:: RECORDS FOR PROCESSING ::
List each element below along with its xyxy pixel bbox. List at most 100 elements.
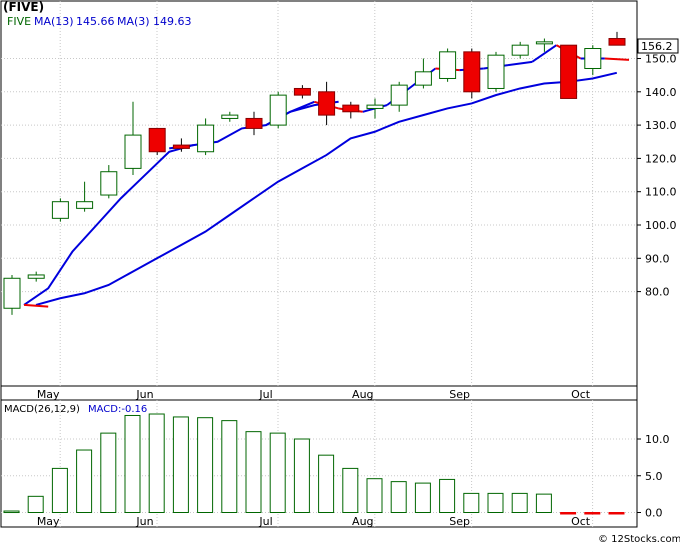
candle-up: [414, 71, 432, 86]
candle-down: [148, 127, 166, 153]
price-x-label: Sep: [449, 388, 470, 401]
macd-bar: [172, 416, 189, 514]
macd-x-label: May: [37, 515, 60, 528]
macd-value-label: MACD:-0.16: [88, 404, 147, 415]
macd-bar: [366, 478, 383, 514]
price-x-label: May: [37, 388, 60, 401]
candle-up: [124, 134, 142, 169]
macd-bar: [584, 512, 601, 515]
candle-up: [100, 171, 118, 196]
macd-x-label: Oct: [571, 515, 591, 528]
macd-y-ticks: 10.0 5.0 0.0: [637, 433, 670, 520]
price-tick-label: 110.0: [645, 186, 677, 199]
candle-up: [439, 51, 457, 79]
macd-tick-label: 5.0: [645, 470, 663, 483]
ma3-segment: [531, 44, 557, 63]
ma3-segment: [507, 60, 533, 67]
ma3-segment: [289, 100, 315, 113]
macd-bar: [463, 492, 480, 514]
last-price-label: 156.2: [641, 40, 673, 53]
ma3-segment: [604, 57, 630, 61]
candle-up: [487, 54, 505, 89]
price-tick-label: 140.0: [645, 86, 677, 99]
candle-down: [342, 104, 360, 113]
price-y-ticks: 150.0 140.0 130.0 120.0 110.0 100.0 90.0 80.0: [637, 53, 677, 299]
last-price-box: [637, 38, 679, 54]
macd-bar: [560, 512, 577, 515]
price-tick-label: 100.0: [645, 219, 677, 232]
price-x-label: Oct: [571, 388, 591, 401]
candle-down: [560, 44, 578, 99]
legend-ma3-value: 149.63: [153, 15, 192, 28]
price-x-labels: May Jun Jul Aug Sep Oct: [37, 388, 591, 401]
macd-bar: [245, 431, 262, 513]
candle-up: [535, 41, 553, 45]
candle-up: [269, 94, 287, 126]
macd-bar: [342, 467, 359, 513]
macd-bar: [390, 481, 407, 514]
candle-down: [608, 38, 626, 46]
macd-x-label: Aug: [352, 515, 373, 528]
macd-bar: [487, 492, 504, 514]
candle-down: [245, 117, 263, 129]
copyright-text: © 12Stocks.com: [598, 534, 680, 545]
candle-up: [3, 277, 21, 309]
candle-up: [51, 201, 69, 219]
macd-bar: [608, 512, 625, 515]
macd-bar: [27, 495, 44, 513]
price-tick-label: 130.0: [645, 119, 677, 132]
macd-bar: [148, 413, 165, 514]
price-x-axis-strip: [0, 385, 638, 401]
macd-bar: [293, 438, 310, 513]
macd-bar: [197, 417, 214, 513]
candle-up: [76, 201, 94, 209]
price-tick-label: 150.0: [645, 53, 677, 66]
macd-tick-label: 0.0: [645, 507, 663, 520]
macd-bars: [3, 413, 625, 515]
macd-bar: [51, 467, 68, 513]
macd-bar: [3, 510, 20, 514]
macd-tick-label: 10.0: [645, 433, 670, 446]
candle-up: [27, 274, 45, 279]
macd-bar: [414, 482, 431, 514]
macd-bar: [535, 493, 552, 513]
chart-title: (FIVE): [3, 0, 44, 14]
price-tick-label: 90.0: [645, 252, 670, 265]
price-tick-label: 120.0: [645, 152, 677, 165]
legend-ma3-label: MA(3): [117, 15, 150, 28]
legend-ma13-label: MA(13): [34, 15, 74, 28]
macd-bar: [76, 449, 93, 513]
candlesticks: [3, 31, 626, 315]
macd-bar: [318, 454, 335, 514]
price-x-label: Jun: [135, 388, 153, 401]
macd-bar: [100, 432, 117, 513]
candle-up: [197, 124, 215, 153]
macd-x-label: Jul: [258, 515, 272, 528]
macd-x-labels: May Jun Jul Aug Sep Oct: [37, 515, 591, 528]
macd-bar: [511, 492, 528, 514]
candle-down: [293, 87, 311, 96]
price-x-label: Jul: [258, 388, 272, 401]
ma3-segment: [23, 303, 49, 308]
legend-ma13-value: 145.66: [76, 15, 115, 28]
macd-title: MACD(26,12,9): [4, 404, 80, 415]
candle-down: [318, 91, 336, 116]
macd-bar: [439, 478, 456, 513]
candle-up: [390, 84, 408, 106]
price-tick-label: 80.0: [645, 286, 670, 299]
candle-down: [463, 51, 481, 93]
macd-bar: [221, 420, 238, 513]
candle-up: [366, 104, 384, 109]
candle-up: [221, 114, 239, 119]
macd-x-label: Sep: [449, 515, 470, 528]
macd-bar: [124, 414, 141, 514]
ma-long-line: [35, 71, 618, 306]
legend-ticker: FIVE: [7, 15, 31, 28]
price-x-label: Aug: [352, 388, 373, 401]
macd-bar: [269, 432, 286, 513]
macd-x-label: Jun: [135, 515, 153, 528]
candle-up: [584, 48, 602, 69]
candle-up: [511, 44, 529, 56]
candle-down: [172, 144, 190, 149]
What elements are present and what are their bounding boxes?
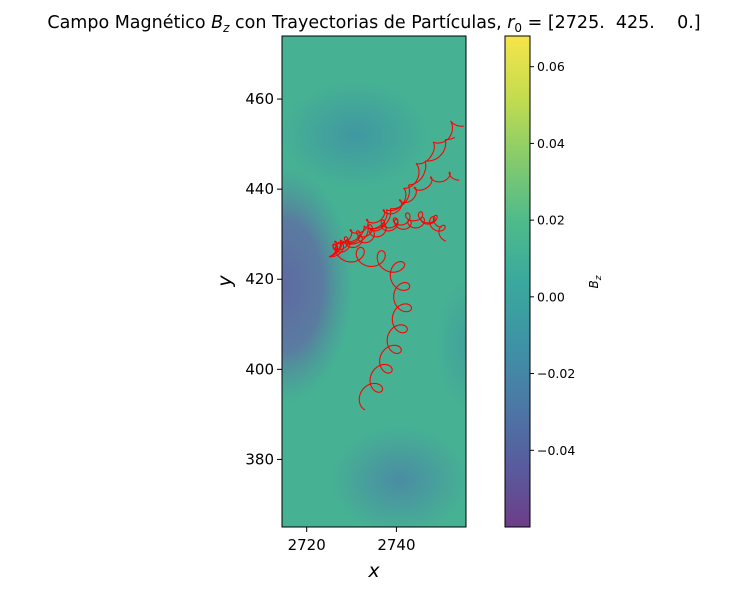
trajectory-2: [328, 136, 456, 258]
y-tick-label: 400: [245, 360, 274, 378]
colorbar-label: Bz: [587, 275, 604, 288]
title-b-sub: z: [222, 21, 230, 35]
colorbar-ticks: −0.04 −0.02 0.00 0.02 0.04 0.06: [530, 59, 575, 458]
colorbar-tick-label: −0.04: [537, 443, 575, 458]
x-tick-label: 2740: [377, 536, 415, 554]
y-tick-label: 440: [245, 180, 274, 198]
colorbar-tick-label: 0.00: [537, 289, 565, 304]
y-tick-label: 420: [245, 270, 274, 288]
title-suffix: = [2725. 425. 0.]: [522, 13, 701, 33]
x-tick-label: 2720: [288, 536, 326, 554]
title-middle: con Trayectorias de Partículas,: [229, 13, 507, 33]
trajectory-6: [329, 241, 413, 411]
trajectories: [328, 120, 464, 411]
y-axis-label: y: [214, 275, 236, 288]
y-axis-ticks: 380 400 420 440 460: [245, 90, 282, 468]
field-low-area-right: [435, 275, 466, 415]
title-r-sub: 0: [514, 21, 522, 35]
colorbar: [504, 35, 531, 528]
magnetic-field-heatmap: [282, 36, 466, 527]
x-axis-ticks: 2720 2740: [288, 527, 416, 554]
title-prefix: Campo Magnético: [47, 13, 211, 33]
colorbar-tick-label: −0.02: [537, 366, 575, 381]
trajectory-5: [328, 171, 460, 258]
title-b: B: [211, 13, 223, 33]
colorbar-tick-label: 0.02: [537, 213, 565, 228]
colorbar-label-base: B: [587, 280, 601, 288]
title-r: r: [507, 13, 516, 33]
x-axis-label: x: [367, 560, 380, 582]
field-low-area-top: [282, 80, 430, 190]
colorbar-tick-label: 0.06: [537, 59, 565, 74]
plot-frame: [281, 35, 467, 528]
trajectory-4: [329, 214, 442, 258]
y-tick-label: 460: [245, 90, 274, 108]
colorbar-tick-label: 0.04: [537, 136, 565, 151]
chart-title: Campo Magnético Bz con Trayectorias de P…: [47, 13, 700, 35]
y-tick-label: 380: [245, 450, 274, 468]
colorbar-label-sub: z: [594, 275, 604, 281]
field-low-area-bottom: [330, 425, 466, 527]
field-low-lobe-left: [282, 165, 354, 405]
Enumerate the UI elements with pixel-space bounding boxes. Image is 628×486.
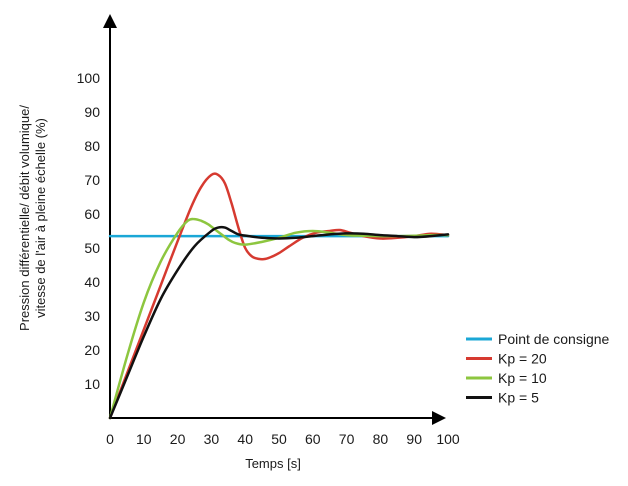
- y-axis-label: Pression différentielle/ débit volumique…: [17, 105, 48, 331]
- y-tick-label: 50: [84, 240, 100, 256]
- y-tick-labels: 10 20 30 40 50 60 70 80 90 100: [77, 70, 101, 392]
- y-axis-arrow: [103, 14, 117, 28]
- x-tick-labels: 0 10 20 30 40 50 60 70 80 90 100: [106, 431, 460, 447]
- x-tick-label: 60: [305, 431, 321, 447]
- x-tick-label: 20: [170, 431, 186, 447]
:::
__WHAT YOU WILL DO__.
Could you print every line above again, word for word, leaving out the pictures?

__SOLVED EXERCISE__.
List each element below along with its xyxy pixel bbox. List at most 100 elements.
candle-up: [414, 71, 432, 86]
candle-down: [148, 127, 166, 153]
price-x-label: Sep: [449, 388, 470, 401]
macd-bar: [172, 416, 189, 514]
macd-x-label: May: [37, 515, 60, 528]
macd-value-label: MACD:-0.16: [88, 404, 147, 415]
macd-bar: [366, 478, 383, 514]
price-x-label: May: [37, 388, 60, 401]
candle-up: [124, 134, 142, 169]
macd-bar: [584, 512, 601, 515]
candle-up: [100, 171, 118, 196]
macd-x-label: Oct: [571, 515, 591, 528]
macd-y-ticks: 10.0 5.0 0.0: [637, 433, 670, 520]
price-tick-label: 110.0: [645, 186, 677, 199]
candle-up: [439, 51, 457, 79]
macd-tick-label: 5.0: [645, 470, 663, 483]
ma3-segment: [531, 44, 557, 63]
ma3-segment: [507, 60, 533, 67]
ma3-segment: [289, 100, 315, 113]
macd-bar: [463, 492, 480, 514]
last-price-label: 156.2: [641, 40, 673, 53]
ma3-segment: [604, 57, 630, 61]
candle-up: [487, 54, 505, 89]
price-tick-label: 140.0: [645, 86, 677, 99]
candle-down: [342, 104, 360, 113]
price-y-ticks: 150.0 140.0 130.0 120.0 110.0 100.0 90.0 80.0: [637, 53, 677, 299]
last-price-box: [637, 38, 679, 54]
macd-bar: [560, 512, 577, 515]
price-tick-label: 100.0: [645, 219, 677, 232]
price-x-label: Oct: [571, 388, 591, 401]
candle-down: [560, 44, 578, 99]
legend-ma3-value: 149.63: [153, 15, 192, 28]
price-x-labels: May Jun Jul Aug Sep Oct: [37, 388, 591, 401]
macd-bar: [245, 431, 262, 513]
candle-up: [535, 41, 553, 45]
candle-up: [269, 94, 287, 126]
macd-bar: [342, 467, 359, 513]
macd-bar: [390, 481, 407, 514]
candle-down: [608, 38, 626, 46]
macd-x-label: Aug: [352, 515, 373, 528]
macd-bar: [487, 492, 504, 514]
candle-down: [245, 117, 263, 129]
copyright-text: © 12Stocks.com: [598, 534, 680, 545]
candle-up: [3, 277, 21, 309]
candle-up: [51, 201, 69, 219]
macd-bar: [608, 512, 625, 515]
macd-bar: [27, 495, 44, 513]
price-tick-label: 130.0: [645, 119, 677, 132]
macd-bar: [148, 413, 165, 514]
price-x-axis-strip: [0, 385, 638, 401]
macd-bar: [293, 438, 310, 513]
macd-bar: [197, 417, 214, 513]
candle-up: [76, 201, 94, 209]
price-tick-label: 150.0: [645, 53, 677, 66]
macd-tick-label: 0.0: [645, 507, 663, 520]
macd-bars: [3, 413, 625, 515]
macd-bar: [51, 467, 68, 513]
macd-bar: [3, 510, 20, 514]
macd-tick-label: 10.0: [645, 433, 670, 446]
candle-up: [27, 274, 45, 279]
macd-bar: [414, 482, 431, 514]
macd-bar: [535, 493, 552, 513]
chart-title: (FIVE): [3, 0, 44, 14]
price-tick-label: 90.0: [645, 252, 670, 265]
price-tick-label: 120.0: [645, 152, 677, 165]
legend-ma3-label: MA(3): [117, 15, 150, 28]
legend-ma13-label: MA(13): [34, 15, 74, 28]
macd-bar: [76, 449, 93, 513]
candlesticks: [3, 31, 626, 315]
macd-bar: [318, 454, 335, 514]
price-x-label: Jun: [135, 388, 153, 401]
macd-bar: [100, 432, 117, 513]
candle-up: [197, 124, 215, 153]
macd-x-label: Jul: [258, 515, 272, 528]
macd-x-labels: May Jun Jul Aug Sep Oct: [37, 515, 591, 528]
macd-bar: [511, 492, 528, 514]
candle-down: [293, 87, 311, 96]
price-x-label: Jul: [258, 388, 272, 401]
ma3-segment: [23, 303, 49, 308]
legend-ma13-value: 145.66: [76, 15, 115, 28]
macd-title: MACD(26,12,9): [4, 404, 80, 415]
candle-down: [318, 91, 336, 116]
macd-bar: [439, 478, 456, 513]
candle-up: [390, 84, 408, 106]
price-tick-label: 80.0: [645, 286, 670, 299]
candle-down: [463, 51, 481, 93]
macd-bar: [221, 420, 238, 513]
candle-up: [366, 104, 384, 109]
candle-up: [221, 114, 239, 119]
macd-x-label: Sep: [449, 515, 470, 528]
macd-bar: [124, 414, 141, 514]
ma-long-line: [35, 71, 618, 306]
legend-ticker: FIVE: [7, 15, 31, 28]
price-x-label: Aug: [352, 388, 373, 401]
macd-bar: [269, 432, 286, 513]
macd-x-label: Jun: [135, 515, 153, 528]
candle-up: [584, 48, 602, 69]
candle-up: [511, 44, 529, 56]
candle-down: [172, 144, 190, 149]
What elements are present and what are their bounding boxes?
trajectory-2: [328, 136, 456, 258]
y-tick-label: 400: [245, 360, 274, 378]
colorbar-label: Bz: [587, 275, 604, 288]
title-b-sub: z: [222, 21, 230, 35]
colorbar-ticks: −0.04 −0.02 0.00 0.02 0.04 0.06: [530, 59, 575, 458]
colorbar-tick-label: −0.04: [537, 443, 575, 458]
x-tick-label: 2740: [377, 536, 415, 554]
y-tick-label: 440: [245, 180, 274, 198]
colorbar-tick-label: 0.00: [537, 289, 565, 304]
y-tick-label: 420: [245, 270, 274, 288]
title-suffix: = [2725. 425. 0.]: [522, 13, 701, 33]
x-tick-label: 2720: [288, 536, 326, 554]
title-middle: con Trayectorias de Partículas,: [229, 13, 507, 33]
trajectory-6: [329, 241, 413, 411]
trajectories: [328, 120, 464, 411]
y-axis-label: y: [214, 275, 236, 288]
y-axis-ticks: 380 400 420 440 460: [245, 90, 282, 468]
field-low-area-right: [435, 275, 466, 415]
title-r-sub: 0: [514, 21, 522, 35]
colorbar: [504, 35, 531, 528]
magnetic-field-heatmap: [282, 36, 466, 527]
x-axis-ticks: 2720 2740: [288, 527, 416, 554]
title-prefix: Campo Magnético: [47, 13, 211, 33]
colorbar-tick-label: −0.02: [537, 366, 575, 381]
trajectory-5: [328, 171, 460, 258]
title-b: B: [211, 13, 223, 33]
colorbar-tick-label: 0.02: [537, 213, 565, 228]
colorbar-label-base: B: [587, 280, 601, 288]
title-r: r: [507, 13, 516, 33]
x-axis-label: x: [367, 560, 380, 582]
field-low-area-top: [282, 80, 430, 190]
colorbar-tick-label: 0.06: [537, 59, 565, 74]
plot-frame: [281, 35, 467, 528]
trajectory-4: [329, 214, 442, 258]
y-tick-label: 460: [245, 90, 274, 108]
colorbar-tick-label: 0.04: [537, 136, 565, 151]
chart-title: Campo Magnético Bz con Trayectorias de P…: [47, 13, 700, 35]
y-tick-label: 380: [245, 450, 274, 468]
colorbar-label-sub: z: [594, 275, 604, 281]
field-low-area-bottom: [330, 425, 466, 527]
field-low-lobe-left: [282, 165, 354, 405]
Enumerate the UI elements with pixel-space bounding boxes. Image is 628×486.
- y-axis-label: Pression différentielle/ débit volumique…: [17, 105, 48, 331]
- y-tick-label: 50: [84, 240, 100, 256]
- y-tick-labels: 10 20 30 40 50 60 70 80 90 100: [77, 70, 101, 392]
- y-axis-arrow: [103, 14, 117, 28]
- x-tick-labels: 0 10 20 30 40 50 60 70 80 90 100: [106, 431, 460, 447]
- x-tick-label: 60: [305, 431, 321, 447]
- x-tick-label: 20: [170, 431, 186, 447]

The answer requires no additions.